** Start **

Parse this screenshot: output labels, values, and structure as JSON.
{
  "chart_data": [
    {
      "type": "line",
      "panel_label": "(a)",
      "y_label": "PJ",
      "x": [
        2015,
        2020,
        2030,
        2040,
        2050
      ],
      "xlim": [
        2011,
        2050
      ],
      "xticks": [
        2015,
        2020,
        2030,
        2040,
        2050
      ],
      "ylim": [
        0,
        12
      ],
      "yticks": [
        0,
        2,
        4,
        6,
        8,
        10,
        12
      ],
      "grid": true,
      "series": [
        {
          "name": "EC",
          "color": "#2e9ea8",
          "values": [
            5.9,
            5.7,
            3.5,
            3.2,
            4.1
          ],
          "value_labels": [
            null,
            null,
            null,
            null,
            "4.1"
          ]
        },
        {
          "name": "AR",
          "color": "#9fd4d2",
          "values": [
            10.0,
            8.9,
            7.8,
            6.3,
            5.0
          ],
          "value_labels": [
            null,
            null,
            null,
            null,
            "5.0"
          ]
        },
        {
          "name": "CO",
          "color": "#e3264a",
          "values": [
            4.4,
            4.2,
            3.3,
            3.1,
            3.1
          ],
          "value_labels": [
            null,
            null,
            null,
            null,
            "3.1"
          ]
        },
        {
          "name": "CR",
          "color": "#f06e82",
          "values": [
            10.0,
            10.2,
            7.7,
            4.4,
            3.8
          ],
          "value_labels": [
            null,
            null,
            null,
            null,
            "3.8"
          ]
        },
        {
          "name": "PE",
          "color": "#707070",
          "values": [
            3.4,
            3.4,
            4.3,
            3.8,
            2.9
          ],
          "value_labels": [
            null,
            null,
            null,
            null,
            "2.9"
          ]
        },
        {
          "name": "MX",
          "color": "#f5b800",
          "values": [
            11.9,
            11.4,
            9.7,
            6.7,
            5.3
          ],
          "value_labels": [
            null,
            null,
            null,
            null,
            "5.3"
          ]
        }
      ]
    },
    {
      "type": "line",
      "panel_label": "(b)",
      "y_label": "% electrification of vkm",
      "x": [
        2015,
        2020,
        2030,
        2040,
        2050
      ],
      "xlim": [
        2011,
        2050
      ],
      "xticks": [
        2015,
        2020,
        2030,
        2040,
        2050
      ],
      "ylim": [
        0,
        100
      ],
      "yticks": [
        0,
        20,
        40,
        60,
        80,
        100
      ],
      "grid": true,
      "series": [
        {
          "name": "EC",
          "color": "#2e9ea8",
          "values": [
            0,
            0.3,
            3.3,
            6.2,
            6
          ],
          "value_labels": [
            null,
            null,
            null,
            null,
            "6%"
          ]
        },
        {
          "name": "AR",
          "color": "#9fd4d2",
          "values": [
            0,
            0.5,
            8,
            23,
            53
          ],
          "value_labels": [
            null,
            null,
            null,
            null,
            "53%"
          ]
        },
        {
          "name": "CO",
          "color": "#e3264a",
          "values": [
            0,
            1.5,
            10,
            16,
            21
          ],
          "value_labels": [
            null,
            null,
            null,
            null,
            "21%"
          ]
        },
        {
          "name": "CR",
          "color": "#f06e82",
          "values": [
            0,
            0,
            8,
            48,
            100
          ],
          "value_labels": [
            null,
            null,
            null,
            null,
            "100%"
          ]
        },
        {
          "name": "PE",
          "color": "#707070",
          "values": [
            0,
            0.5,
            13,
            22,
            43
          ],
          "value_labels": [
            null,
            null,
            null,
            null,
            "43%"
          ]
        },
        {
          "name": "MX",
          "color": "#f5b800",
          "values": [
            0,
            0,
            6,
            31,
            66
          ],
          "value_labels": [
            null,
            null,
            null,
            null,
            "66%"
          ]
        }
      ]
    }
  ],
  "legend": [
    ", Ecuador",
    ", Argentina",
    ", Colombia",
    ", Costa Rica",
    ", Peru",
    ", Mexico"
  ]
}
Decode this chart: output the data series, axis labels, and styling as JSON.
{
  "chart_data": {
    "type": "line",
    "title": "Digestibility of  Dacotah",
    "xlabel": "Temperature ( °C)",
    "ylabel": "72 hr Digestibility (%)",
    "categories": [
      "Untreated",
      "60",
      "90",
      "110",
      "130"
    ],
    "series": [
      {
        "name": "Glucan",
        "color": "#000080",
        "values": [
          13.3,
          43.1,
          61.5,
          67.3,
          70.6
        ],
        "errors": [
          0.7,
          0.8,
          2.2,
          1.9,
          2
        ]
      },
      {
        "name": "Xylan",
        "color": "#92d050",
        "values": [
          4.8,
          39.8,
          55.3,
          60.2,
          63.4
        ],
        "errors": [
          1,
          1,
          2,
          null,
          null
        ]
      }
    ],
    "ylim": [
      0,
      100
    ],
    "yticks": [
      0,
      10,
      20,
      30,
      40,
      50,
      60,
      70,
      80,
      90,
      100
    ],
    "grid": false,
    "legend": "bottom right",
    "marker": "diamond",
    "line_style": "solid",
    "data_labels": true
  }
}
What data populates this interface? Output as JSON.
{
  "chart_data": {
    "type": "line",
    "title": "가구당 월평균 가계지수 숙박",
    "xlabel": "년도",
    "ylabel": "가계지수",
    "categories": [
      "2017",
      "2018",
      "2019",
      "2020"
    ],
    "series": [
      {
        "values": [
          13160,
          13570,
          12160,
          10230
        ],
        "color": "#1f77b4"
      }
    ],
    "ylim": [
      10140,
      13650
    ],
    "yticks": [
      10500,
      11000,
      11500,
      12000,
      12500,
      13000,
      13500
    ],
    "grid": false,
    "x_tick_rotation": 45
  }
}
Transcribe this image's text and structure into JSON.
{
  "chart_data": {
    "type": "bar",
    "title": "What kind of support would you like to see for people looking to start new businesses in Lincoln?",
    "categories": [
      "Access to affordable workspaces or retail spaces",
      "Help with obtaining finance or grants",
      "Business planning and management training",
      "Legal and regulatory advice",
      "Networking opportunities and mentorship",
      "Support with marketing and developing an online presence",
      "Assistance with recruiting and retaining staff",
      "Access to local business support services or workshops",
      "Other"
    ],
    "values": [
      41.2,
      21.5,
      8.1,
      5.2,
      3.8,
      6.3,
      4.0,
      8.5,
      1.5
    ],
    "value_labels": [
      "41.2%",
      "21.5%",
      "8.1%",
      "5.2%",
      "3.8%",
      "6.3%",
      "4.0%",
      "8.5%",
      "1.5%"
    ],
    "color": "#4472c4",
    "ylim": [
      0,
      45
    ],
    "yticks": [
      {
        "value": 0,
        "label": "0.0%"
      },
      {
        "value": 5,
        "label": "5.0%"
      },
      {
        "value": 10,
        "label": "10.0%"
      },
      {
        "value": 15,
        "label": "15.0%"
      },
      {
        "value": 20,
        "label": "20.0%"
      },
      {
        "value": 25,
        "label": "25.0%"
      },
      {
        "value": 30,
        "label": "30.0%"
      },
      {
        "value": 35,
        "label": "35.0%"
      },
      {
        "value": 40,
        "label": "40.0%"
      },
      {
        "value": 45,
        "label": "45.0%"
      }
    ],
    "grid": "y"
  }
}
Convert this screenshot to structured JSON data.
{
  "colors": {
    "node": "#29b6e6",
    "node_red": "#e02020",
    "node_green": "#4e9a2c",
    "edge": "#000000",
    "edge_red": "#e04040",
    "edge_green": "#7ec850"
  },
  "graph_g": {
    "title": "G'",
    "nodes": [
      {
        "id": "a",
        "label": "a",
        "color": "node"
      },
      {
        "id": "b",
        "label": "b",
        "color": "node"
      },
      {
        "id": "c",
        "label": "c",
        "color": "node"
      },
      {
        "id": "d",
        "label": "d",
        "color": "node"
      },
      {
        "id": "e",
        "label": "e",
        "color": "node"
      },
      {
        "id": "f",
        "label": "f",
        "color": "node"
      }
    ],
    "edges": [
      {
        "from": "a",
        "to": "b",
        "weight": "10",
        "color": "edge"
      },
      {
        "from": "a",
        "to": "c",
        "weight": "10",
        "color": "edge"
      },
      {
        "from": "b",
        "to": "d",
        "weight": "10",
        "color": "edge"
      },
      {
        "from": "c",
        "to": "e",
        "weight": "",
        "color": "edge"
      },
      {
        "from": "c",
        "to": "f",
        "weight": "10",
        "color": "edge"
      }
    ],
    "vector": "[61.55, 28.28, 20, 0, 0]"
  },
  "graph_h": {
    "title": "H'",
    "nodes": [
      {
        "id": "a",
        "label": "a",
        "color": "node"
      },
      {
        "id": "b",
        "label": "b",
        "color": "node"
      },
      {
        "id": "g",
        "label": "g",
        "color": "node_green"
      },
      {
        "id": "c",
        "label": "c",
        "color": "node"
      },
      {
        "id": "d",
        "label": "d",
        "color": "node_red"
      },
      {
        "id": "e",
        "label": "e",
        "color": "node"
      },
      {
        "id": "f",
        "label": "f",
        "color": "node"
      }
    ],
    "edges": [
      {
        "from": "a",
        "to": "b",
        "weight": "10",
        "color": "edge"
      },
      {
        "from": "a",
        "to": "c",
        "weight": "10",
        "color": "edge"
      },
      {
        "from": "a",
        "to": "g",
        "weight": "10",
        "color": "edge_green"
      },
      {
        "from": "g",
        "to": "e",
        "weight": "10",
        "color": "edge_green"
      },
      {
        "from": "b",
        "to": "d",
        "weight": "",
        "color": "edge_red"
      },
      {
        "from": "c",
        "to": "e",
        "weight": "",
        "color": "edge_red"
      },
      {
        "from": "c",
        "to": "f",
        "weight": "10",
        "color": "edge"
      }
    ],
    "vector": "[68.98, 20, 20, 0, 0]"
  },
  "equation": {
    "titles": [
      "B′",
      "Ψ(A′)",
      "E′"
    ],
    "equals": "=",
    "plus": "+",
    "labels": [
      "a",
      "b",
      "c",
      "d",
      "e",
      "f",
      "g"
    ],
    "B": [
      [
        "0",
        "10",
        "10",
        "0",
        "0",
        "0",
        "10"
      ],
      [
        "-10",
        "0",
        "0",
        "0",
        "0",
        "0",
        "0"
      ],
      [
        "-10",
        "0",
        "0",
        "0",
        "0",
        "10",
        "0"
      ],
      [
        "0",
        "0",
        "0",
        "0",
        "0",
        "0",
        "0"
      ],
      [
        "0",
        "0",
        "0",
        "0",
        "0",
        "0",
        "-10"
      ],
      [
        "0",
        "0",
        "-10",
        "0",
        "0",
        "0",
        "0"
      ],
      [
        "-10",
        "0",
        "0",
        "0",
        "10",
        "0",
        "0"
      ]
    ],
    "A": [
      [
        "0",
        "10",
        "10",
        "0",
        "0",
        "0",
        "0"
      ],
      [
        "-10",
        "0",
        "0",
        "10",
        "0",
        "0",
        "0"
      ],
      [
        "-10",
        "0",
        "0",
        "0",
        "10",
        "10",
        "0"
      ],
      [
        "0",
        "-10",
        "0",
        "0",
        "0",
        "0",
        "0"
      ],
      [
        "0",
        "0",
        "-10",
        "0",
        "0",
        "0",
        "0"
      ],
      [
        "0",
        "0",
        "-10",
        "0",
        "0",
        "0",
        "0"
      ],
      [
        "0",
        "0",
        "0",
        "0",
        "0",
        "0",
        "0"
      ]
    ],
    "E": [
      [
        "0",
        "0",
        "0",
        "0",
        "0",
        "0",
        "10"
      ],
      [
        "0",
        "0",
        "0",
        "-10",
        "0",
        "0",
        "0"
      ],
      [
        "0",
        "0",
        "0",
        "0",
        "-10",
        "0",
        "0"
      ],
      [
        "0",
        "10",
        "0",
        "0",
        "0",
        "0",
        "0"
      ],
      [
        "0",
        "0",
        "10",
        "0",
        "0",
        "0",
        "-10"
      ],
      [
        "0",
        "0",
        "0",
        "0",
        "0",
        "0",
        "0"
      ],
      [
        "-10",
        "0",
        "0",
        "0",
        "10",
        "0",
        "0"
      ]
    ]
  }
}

** End **

**Instructions to follow:** Above are the records; copy every line in them that holds the word "vector".

**Full answer:**
    "vector": "[61.55, 28.28, 20, 0, 0]"
    "vector": "[68.98, 20, 20, 0, 0]"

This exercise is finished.